== The task ==
Spot every line with the word "path" and return it.

[Saved entries]

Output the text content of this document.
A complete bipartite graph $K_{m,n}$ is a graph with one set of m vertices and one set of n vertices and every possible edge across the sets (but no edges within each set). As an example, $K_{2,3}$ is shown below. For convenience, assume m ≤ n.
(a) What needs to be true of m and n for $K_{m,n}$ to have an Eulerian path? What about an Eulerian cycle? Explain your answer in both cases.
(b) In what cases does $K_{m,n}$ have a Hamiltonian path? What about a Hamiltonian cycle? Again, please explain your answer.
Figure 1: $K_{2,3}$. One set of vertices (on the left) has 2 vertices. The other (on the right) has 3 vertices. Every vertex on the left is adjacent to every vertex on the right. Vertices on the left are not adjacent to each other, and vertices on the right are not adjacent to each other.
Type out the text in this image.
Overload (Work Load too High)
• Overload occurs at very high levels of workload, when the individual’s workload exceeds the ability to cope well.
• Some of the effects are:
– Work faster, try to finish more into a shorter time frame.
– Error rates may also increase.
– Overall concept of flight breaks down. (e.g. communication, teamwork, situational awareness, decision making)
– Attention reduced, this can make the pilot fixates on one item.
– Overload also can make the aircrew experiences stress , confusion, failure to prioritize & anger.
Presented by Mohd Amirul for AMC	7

== The result ==
(a) What needs to be true of m and n for $K_{m,n}$ to have an Eulerian path? What about an Eulerian cycle? Explain your answer in both cases.
(b) In what cases does $K_{m,n}$ have a Hamiltonian path? What about a Hamiltonian cycle? Again, please explain your answer.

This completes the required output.